▶ Problem to solve: Extract each record and reproduce it exactly.

(Data entries for graphics)
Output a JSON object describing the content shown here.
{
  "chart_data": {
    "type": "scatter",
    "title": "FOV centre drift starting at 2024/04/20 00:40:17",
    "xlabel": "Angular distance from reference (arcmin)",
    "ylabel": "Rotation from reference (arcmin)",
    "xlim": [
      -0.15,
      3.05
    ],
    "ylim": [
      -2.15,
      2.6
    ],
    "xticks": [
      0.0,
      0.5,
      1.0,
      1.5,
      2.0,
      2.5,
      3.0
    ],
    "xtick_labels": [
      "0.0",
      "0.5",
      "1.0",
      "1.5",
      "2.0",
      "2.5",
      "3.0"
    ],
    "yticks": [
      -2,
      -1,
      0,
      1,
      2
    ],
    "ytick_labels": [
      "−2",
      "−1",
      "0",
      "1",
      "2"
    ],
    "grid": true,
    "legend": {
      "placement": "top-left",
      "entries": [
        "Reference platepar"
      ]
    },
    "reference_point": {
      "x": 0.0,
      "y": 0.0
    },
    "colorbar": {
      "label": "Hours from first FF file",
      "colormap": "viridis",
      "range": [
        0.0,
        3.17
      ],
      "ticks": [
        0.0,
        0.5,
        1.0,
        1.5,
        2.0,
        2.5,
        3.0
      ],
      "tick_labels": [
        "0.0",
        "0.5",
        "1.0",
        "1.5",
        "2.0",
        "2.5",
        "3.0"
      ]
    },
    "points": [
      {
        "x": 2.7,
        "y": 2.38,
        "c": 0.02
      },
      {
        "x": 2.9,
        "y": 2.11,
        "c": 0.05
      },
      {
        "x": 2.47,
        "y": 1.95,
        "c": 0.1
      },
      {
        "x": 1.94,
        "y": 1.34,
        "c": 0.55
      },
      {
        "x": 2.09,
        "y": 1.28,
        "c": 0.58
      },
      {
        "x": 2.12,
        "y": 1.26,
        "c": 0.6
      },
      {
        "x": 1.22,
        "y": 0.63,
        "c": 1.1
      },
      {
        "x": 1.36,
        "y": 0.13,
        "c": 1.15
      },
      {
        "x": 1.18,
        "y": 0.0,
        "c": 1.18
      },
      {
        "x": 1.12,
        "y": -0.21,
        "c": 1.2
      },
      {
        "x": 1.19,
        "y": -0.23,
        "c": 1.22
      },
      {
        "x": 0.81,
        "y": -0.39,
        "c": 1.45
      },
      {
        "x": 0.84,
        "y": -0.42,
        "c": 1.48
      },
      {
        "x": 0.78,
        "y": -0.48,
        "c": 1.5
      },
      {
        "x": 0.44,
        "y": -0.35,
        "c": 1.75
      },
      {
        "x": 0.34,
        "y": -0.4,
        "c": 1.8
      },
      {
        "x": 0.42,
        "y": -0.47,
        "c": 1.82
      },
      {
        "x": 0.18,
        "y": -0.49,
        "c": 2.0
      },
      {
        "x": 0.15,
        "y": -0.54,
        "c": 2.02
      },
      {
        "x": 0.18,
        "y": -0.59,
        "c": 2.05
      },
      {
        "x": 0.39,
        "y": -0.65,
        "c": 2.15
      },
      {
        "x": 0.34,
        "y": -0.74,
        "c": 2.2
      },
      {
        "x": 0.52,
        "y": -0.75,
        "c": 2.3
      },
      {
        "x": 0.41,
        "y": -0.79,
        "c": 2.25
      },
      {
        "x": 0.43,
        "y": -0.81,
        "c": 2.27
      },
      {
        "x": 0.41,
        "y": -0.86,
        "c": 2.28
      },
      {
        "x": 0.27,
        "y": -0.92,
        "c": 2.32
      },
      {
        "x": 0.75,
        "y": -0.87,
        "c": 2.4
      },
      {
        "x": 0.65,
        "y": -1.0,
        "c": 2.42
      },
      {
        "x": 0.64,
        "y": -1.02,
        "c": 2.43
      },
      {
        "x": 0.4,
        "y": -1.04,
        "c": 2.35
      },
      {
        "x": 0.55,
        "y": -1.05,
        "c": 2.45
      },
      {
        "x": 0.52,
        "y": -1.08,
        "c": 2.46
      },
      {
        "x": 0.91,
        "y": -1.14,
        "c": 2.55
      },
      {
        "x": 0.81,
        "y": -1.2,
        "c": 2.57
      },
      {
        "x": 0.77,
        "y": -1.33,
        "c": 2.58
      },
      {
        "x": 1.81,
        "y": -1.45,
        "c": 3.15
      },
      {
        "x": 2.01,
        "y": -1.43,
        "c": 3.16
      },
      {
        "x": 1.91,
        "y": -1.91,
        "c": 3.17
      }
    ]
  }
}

▶ Result of the task:
Output a JSON object describing the content shown here.
{
  "chart_data": {
    "type": "scatter",
    "title": "FOV centre drift starting at 2024/04/20 00:40:17",
    "xlabel": "Angular distance from reference (arcmin)",
    "ylabel": "Rotation from reference (arcmin)",
    "xlim": [
      -0.15,
      3.05
    ],
    "ylim": [
      -2.15,
      2.6
    ],
    "xticks": [
      0.0,
      0.5,
      1.0,
      1.5,
      2.0,
      2.5,
      3.0
    ],
    "xtick_labels": [
      "0.0",
      "0.5",
      "1.0",
      "1.5",
      "2.0",
      "2.5",
      "3.0"
    ],
    "yticks": [
      -2,
      -1,
      0,
      1,
      2
    ],
    "ytick_labels": [
      "−2",
      "−1",
      "0",
      "1",
      "2"
    ],
    "grid": true,
    "legend": {
      "placement": "top-left",
      "entries": [
        "Reference platepar"
      ]
    },
    "reference_point": {
      "x": 0.0,
      "y": 0.0
    },
    "colorbar": {
      "label": "Hours from first FF file",
      "colormap": "viridis",
      "range": [
        0.0,
        3.17
      ],
      "ticks": [
        0.0,
        0.5,
        1.0,
        1.5,
        2.0,
        2.5,
        3.0
      ],
      "tick_labels": [
        "0.0",
        "0.5",
        "1.0",
        "1.5",
        "2.0",
        "2.5",
        "3.0"
      ]
    },
    "points": [
      {
        "x": 2.7,
        "y": 2.38,
        "c": 0.02
      },
      {
        "x": 2.9,
        "y": 2.11,
        "c": 0.05
      },
      {
        "x": 2.47,
        "y": 1.95,
        "c": 0.1
      },
      {
        "x": 1.94,
        "y": 1.34,
        "c": 0.55
      },
      {
        "x": 2.09,
        "y": 1.28,
        "c": 0.58
      },
      {
        "x": 2.12,
        "y": 1.26,
        "c": 0.6
      },
      {
        "x": 1.22,
        "y": 0.63,
        "c": 1.1
      },
      {
        "x": 1.36,
        "y": 0.13,
        "c": 1.15
      },
      {
        "x": 1.18,
        "y": 0.0,
        "c": 1.18
      },
      {
        "x": 1.12,
        "y": -0.21,
        "c": 1.2
      },
      {
        "x": 1.19,
        "y": -0.23,
        "c": 1.22
      },
      {
        "x": 0.81,
        "y": -0.39,
        "c": 1.45
      },
      {
        "x": 0.84,
        "y": -0.42,
        "c": 1.48
      },
      {
        "x": 0.78,
        "y": -0.48,
        "c": 1.5
      },
      {
        "x": 0.44,
        "y": -0.35,
        "c": 1.75
      },
      {
        "x": 0.34,
        "y": -0.4,
        "c": 1.8
      },
      {
        "x": 0.42,
        "y": -0.47,
        "c": 1.82
      },
      {
        "x": 0.18,
        "y": -0.49,
        "c": 2.0
      },
      {
        "x": 0.15,
        "y": -0.54,
        "c": 2.02
      },
      {
        "x": 0.18,
        "y": -0.59,
        "c": 2.05
      },
      {
        "x": 0.39,
        "y": -0.65,
        "c": 2.15
      },
      {
        "x": 0.34,
        "y": -0.74,
        "c": 2.2
      },
      {
        "x": 0.52,
        "y": -0.75,
        "c": 2.3
      },
      {
        "x": 0.41,
        "y": -0.79,
        "c": 2.25
      },
      {
        "x": 0.43,
        "y": -0.81,
        "c": 2.27
      },
      {
        "x": 0.41,
        "y": -0.86,
        "c": 2.28
      },
      {
        "x": 0.27,
        "y": -0.92,
        "c": 2.32
      },
      {
        "x": 0.75,
        "y": -0.87,
        "c": 2.4
      },
      {
        "x": 0.65,
        "y": -1.0,
        "c": 2.42
      },
      {
        "x": 0.64,
        "y": -1.02,
        "c": 2.43
      },
      {
        "x": 0.4,
        "y": -1.04,
        "c": 2.35
      },
      {
        "x": 0.55,
        "y": -1.05,
        "c": 2.45
      },
      {
        "x": 0.52,
        "y": -1.08,
        "c": 2.46
      },
      {
        "x": 0.91,
        "y": -1.14,
        "c": 2.55
      },
      {
        "x": 0.81,
        "y": -1.2,
        "c": 2.57
      },
      {
        "x": 0.77,
        "y": -1.33,
        "c": 2.58
      },
      {
        "x": 1.81,
        "y": -1.45,
        "c": 3.15
      },
      {
        "x": 2.01,
        "y": -1.43,
        "c": 3.16
      },
      {
        "x": 1.91,
        "y": -1.91,
        "c": 3.17
      }
    ]
  }
}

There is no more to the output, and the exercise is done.